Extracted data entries
BEGIN
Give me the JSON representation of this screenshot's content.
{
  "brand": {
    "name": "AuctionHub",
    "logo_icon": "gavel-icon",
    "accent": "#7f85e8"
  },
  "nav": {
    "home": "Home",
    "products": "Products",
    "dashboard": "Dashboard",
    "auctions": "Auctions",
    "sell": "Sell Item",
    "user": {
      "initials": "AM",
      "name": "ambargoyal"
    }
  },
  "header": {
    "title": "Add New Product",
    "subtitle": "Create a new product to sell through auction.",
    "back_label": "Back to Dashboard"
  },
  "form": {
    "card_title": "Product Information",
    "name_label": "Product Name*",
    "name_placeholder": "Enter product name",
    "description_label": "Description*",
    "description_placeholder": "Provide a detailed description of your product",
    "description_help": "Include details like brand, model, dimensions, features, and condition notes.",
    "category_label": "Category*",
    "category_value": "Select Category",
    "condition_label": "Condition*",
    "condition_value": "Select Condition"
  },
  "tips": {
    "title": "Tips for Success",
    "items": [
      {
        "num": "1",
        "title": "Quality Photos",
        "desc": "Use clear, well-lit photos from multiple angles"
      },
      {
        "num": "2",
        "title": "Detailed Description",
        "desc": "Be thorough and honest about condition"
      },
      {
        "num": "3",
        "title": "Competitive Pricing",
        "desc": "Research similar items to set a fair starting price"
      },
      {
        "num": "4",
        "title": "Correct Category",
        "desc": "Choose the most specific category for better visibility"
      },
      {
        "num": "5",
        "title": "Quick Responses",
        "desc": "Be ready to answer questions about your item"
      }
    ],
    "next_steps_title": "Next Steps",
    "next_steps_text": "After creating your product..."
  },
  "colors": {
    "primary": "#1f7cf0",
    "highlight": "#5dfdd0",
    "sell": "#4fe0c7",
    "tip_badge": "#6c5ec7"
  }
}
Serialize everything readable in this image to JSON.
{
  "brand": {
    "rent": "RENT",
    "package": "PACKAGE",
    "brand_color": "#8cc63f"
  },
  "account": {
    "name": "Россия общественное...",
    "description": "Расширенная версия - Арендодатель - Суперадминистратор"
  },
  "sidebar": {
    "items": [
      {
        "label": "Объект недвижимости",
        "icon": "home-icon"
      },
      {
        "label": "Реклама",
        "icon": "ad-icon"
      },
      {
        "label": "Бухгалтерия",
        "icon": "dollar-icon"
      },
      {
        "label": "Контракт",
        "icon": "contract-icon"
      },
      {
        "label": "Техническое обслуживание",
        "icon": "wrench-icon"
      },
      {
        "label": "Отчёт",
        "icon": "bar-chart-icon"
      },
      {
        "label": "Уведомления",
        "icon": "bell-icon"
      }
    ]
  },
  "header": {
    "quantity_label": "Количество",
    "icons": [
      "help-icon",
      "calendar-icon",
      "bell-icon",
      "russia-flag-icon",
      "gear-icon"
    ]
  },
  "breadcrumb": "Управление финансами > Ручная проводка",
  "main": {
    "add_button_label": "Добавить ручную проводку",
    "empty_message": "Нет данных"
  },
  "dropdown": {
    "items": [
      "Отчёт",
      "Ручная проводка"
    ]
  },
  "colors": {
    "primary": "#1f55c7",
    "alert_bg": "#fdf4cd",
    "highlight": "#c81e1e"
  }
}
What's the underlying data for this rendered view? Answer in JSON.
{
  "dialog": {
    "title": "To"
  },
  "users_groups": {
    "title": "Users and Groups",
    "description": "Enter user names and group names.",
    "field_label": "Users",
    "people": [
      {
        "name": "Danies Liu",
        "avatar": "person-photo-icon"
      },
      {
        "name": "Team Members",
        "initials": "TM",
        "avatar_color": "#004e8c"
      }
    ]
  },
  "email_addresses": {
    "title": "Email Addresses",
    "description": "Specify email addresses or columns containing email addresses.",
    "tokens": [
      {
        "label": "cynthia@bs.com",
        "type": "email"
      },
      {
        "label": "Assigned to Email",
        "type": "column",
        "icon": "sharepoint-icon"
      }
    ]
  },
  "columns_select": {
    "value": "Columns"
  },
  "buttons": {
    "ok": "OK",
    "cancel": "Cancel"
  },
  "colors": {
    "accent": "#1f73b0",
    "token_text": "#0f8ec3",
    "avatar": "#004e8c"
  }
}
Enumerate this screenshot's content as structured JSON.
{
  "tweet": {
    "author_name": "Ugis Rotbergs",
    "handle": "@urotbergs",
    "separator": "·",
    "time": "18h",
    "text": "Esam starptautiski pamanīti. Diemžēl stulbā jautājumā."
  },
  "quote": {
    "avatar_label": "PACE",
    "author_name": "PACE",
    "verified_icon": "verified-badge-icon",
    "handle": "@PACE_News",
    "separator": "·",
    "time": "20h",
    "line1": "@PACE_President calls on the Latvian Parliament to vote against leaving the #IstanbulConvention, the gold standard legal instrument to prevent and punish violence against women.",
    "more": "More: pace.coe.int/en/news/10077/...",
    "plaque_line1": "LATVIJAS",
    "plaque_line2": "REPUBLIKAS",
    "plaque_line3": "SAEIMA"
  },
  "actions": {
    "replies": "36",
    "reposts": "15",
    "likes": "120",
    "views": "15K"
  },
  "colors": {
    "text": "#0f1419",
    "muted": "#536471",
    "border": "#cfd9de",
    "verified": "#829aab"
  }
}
END
Word for word, quote all of the data above.

Give me the JSON representation of this screenshot's content.
{
  "brand": {
    "name": "AuctionHub",
    "logo_icon": "gavel-icon",
    "accent": "#7f85e8"
  },
  "nav": {
    "home": "Home",
    "products": "Products",
    "dashboard": "Dashboard",
    "auctions": "Auctions",
    "sell": "Sell Item",
    "user": {
      "initials": "AM",
      "name": "ambargoyal"
    }
  },
  "header": {
    "title": "Add New Product",
    "subtitle": "Create a new product to sell through auction.",
    "back_label": "Back to Dashboard"
  },
  "form": {
    "card_title": "Product Information",
    "name_label": "Product Name*",
    "name_placeholder": "Enter product name",
    "description_label": "Description*",
    "description_placeholder": "Provide a detailed description of your product",
    "description_help": "Include details like brand, model, dimensions, features, and condition notes.",
    "category_label": "Category*",
    "category_value": "Select Category",
    "condition_label": "Condition*",
    "condition_value": "Select Condition"
  },
  "tips": {
    "title": "Tips for Success",
    "items": [
      {
        "num": "1",
        "title": "Quality Photos",
        "desc": "Use clear, well-lit photos from multiple angles"
      },
      {
        "num": "2",
        "title": "Detailed Description",
        "desc": "Be thorough and honest about condition"
      },
      {
        "num": "3",
        "title": "Competitive Pricing",
        "desc": "Research similar items to set a fair starting price"
      },
      {
        "num": "4",
        "title": "Correct Category",
        "desc": "Choose the most specific category for better visibility"
      },
      {
        "num": "5",
        "title": "Quick Responses",
        "desc": "Be ready to answer questions about your item"
      }
    ],
    "next_steps_title": "Next Steps",
    "next_steps_text": "After creating your product..."
  },
  "colors": {
    "primary": "#1f7cf0",
    "highlight": "#5dfdd0",
    "sell": "#4fe0c7",
    "tip_badge": "#6c5ec7"
  }
}
Serialize everything readable in this image to JSON.
{
  "brand": {
    "rent": "RENT",
    "package": "PACKAGE",
    "brand_color": "#8cc63f"
  },
  "account": {
    "name": "Россия общественное...",
    "description": "Расширенная версия - Арендодатель - Суперадминистратор"
  },
  "sidebar": {
    "items": [
      {
        "label": "Объект недвижимости",
        "icon": "home-icon"
      },
      {
        "label": "Реклама",
        "icon": "ad-icon"
      },
      {
        "label": "Бухгалтерия",
        "icon": "dollar-icon"
      },
      {
        "label": "Контракт",
        "icon": "contract-icon"
      },
      {
        "label": "Техническое обслуживание",
        "icon": "wrench-icon"
      },
      {
        "label": "Отчёт",
        "icon": "bar-chart-icon"
      },
      {
        "label": "Уведомления",
        "icon": "bell-icon"
      }
    ]
  },
  "header": {
    "quantity_label": "Количество",
    "icons": [
      "help-icon",
      "calendar-icon",
      "bell-icon",
      "russia-flag-icon",
      "gear-icon"
    ]
  },
  "breadcrumb": "Управление финансами > Ручная проводка",
  "main": {
    "add_button_label": "Добавить ручную проводку",
    "empty_message": "Нет данных"
  },
  "dropdown": {
    "items": [
      "Отчёт",
      "Ручная проводка"
    ]
  },
  "colors": {
    "primary": "#1f55c7",
    "alert_bg": "#fdf4cd",
    "highlight": "#c81e1e"
  }
}
What's the underlying data for this rendered view? Answer in JSON.
{
  "dialog": {
    "title": "To"
  },
  "users_groups": {
    "title": "Users and Groups",
    "description": "Enter user names and group names.",
    "field_label": "Users",
    "people": [
      {
        "name": "Danies Liu",
        "avatar": "person-photo-icon"
      },
      {
        "name": "Team Members",
        "initials": "TM",
        "avatar_color": "#004e8c"
      }
    ]
  },
  "email_addresses": {
    "title": "Email Addresses",
    "description": "Specify email addresses or columns containing email addresses.",
    "tokens": [
      {
        "label": "cynthia@bs.com",
        "type": "email"
      },
      {
        "label": "Assigned to Email",
        "type": "column",
        "icon": "sharepoint-icon"
      }
    ]
  },
  "columns_select": {
    "value": "Columns"
  },
  "buttons": {
    "ok": "OK",
    "cancel": "Cancel"
  },
  "colors": {
    "accent": "#1f73b0",
    "token_text": "#0f8ec3",
    "avatar": "#004e8c"
  }
}
Enumerate this screenshot's content as structured JSON.
{
  "tweet": {
    "author_name": "Ugis Rotbergs",
    "handle": "@urotbergs",
    "separator": "·",
    "time": "18h",
    "text": "Esam starptautiski pamanīti. Diemžēl stulbā jautājumā."
  },
  "quote": {
    "avatar_label": "PACE",
    "author_name": "PACE",
    "verified_icon": "verified-badge-icon",
    "handle": "@PACE_News",
    "separator": "·",
    "time": "20h",
    "line1": "@PACE_President calls on the Latvian Parliament to vote against leaving the #IstanbulConvention, the gold standard legal instrument to prevent and punish violence against women.",
    "more": "More: pace.coe.int/en/news/10077/...",
    "plaque_line1": "LATVIJAS",
    "plaque_line2": "REPUBLIKAS",
    "plaque_line3": "SAEIMA"
  },
  "actions": {
    "replies": "36",
    "reposts": "15",
    "likes": "120",
    "views": "15K"
  },
  "colors": {
    "text": "#0f1419",
    "muted": "#536471",
    "border": "#cfd9de",
    "verified": "#829aab"
  }
}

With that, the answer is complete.